──────── TEXT SHOWN ────────
Newspapers by their very nature deal with the most immediate news, which, in the Middle East, consists of the political and military aspects of the conflict between the Arabs and the Israelis. But for most of us, no terms used to describe anything even vaguely Political and military can be objective.

We read of Israel's attacks on Egyptian territory (and especially about Israel's mistaken attacks), and the Israelis become "hawks." Analogies spring effortlessly to mind, analogies to situations in which few can remain dispassionate. We read that the Palestinians describe their battle as a "war of national liberation" against an "imperialist" power backed by the U. S. The obvious analogy cannot be avoided, and neutrality is impossible.

But headline stories (as we all learned during the strike last spring) are inadequate. They tell of things without conveying the sense of things. They describe actions without explaining motivations and ideologies. They portray events without describing the attitudes and ways of life that created and were molded by the events.

Israel's war is far more than attacks, mistaken attacks, and governmental threats and declarations. This must also be true of the Arabs' war. "You have to feel both sides before you realize how impossible the situations is," said a Harvard grad student who visited Israel after living for years in an Arab country. Certainly an understanding of Arab life and of the Palestinian cause would make their war seem justifiable. Similarly, once one senses Israel's way of existence, one cannot help but understand her war more sympathetically.
────────
## SHORT TASK A:
Answer these questions about the text on Middle East news:
(i) What do the Israelis become when we read of Israel's attacks on Egyptian territory?
(ii) What do the Palestinians describe their battle as?
(iii) Who said that you have to feel both sides before you realize how impossible the situation is?
The text and the entries are unrelated to each other.
──────── DATASET CONTENT ────────
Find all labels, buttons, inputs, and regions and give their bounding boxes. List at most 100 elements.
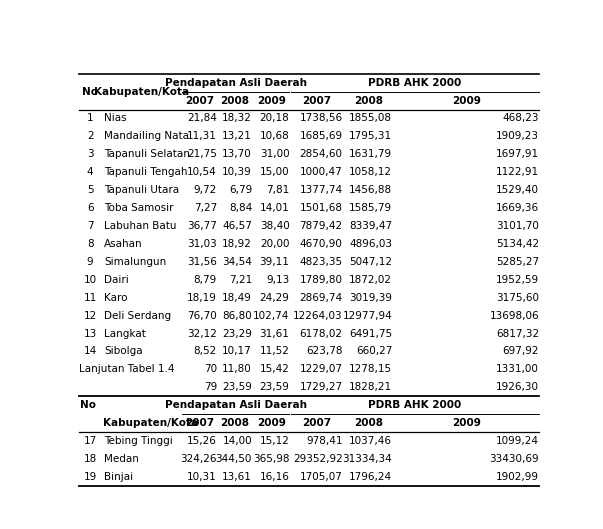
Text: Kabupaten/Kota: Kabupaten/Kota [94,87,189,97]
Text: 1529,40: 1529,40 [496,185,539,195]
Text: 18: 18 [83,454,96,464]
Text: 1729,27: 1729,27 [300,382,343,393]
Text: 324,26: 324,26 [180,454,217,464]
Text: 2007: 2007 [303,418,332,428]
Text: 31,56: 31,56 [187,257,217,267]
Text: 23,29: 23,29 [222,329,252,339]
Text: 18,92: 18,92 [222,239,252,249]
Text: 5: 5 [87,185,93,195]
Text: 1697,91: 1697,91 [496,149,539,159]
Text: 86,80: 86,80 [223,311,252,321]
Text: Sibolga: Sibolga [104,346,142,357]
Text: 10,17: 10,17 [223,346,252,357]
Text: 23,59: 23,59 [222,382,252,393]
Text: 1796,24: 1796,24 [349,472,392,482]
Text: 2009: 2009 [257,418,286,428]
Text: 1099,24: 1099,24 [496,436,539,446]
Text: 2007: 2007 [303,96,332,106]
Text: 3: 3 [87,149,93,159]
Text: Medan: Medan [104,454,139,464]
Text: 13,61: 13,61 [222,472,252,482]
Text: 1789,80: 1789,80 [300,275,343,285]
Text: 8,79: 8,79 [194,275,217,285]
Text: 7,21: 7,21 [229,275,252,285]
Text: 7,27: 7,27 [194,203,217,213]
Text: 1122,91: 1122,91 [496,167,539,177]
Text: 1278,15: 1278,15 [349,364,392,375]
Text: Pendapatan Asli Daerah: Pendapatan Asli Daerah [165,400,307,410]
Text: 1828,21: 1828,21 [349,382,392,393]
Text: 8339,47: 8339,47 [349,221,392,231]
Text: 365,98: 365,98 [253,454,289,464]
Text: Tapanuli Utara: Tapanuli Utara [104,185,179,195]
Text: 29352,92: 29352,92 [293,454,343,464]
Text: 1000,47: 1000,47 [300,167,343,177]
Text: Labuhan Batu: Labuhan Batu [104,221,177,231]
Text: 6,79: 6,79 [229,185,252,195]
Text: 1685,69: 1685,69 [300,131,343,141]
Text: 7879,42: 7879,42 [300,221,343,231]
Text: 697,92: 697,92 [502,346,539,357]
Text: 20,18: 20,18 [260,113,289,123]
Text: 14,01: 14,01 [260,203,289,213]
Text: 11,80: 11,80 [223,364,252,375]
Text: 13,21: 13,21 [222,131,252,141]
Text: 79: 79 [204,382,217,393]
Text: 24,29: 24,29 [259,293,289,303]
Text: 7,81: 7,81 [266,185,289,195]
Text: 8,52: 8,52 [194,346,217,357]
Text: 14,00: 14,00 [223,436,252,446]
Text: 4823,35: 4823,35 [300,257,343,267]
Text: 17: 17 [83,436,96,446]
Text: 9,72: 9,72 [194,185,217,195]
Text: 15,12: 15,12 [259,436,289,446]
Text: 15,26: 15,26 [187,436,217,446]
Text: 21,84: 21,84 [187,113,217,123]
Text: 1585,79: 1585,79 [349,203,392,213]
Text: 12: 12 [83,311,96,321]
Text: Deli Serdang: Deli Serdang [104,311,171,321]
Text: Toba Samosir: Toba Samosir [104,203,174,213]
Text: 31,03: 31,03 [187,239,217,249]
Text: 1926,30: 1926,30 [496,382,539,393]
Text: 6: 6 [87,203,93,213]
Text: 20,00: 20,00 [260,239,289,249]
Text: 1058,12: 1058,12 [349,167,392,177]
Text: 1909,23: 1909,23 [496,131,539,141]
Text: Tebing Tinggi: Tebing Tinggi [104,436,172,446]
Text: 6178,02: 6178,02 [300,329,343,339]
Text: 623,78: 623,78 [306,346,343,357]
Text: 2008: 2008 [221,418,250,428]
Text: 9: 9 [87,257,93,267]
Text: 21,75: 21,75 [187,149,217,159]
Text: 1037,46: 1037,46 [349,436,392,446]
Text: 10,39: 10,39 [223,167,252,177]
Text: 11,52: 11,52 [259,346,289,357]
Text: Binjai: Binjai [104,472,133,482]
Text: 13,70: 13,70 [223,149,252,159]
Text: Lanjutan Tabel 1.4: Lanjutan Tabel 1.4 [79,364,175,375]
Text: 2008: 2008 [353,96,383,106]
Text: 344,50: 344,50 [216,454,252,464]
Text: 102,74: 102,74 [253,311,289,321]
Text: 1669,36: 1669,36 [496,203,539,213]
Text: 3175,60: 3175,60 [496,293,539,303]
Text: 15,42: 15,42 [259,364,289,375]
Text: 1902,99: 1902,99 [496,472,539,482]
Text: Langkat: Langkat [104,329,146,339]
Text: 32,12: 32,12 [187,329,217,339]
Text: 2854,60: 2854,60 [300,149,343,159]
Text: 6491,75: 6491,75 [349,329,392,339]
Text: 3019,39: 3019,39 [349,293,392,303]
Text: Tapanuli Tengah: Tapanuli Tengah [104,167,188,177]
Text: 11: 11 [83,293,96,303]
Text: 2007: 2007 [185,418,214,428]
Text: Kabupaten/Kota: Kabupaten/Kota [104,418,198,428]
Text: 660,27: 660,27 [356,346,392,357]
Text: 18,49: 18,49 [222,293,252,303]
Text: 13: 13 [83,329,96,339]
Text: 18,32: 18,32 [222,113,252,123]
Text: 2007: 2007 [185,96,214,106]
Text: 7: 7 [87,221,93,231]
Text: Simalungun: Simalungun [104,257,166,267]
────────
## SHORT TASK B:
In the entries, change "Medan" to "Kota Medan" in the lines starting at the one containing "Text: Kabupaten/Kota: Kabupaten/Kota [94,87,189,97]" and ending at the one containing "Text: Deli Serdang: Deli", and return only those lines with everything else unchanged.

## EXPECTED ANSWER A:
(i) "Hawks."
(ii) A "war of national liberation" against an "imperialist" power backed by the U. S.
(iii) A Harvard grad student who visited Israel after living for years in an Arab country.

## EXPECTED ANSWER B:
Text: Kabupaten/Kota: Kabupaten/Kota [94,87,189,97]
Text: 1529,40: 1529,40 [496,185,539,195]
Text: 18: 18 [83,454,96,464]
Text: 1729,27: 1729,27 [300,382,343,393]
Text: 324,26: 324,26 [180,454,217,464]
Text: 2007: 2007 [303,418,332,428]
Text: 31,56: 31,56 [187,257,217,267]
Text: 23,29: 23,29 [222,329,252,339]
Text: 18,92: 18,92 [222,239,252,249]
Text: 5: 5 [87,185,93,195]
Text: 1697,91: 1697,91 [496,149,539,159]
Text: 86,80: 86,80 [223,311,252,321]
Text: Sibolga: Sibolga [104,346,142,357]
Text: 10,17: 10,17 [223,346,252,357]
Text: 23,59: 23,59 [222,382,252,393]
Text: 1796,24: 1796,24 [349,472,392,482]
Text: 2009: 2009 [257,418,286,428]
Text: 1099,24: 1099,24 [496,436,539,446]
Text: 2007: 2007 [303,96,332,106]
Text: 3: 3 [87,149,93,159]
Text: Kota Medan: Kota Medan [104,454,139,464]
Text: 13,61: 13,61 [222,472,252,482]
Text: 1789,80: 1789,80 [300,275,343,285]
Text: 8,79: 8,79 [194,275,217,285]
Text: 7,21: 7,21 [229,275,252,285]
Text: 7,27: 7,27 [194,203,217,213]
Text: 1122,91: 1122,91 [496,167,539,177]
Text: 1278,15: 1278,15 [349,364,392,375]
Text: Pendapatan Asli Daerah: Pendapatan Asli Daerah [165,400,307,410]
Text: 1828,21: 1828,21 [349,382,392,393]
Text: 8339,47: 8339,47 [349,221,392,231]
Text: 365,98: 365,98 [253,454,289,464]
Text: Tapanuli Utara: Tapanuli Utara [104,185,179,195]
Text: 29352,92: 29352,92 [293,454,343,464]
Text: 1000,47: 1000,47 [300,167,343,177]
Text: Labuhan Batu: Labuhan Batu [104,221,177,231]
Text: 6,79: 6,79 [229,185,252,195]
Text: 1685,69: 1685,69 [300,131,343,141]
Text: 7879,42: 7879,42 [300,221,343,231]
Text: 697,92: 697,92 [502,346,539,357]
Text: 20,18: 20,18 [260,113,289,123]
Text: 14,01: 14,01 [260,203,289,213]
Text: 11,80: 11,80 [223,364,252,375]
Text: 13,21: 13,21 [222,131,252,141]
Text: 79: 79 [204,382,217,393]
Text: 24,29: 24,29 [259,293,289,303]
Text: 7,81: 7,81 [266,185,289,195]
Text: 8,52: 8,52 [194,346,217,357]
Text: 14,00: 14,00 [223,436,252,446]
Text: 4823,35: 4823,35 [300,257,343,267]
Text: 17: 17 [83,436,96,446]
Text: 9,72: 9,72 [194,185,217,195]
Text: 15,12: 15,12 [259,436,289,446]
Text: 15,26: 15,26 [187,436,217,446]
Text: 21,84: 21,84 [187,113,217,123]
Text: 1585,79: 1585,79 [349,203,392,213]
Text: 12: 12 [83,311,96,321]
Text: Deli Serdang: Deli Serdang [104,311,171,321]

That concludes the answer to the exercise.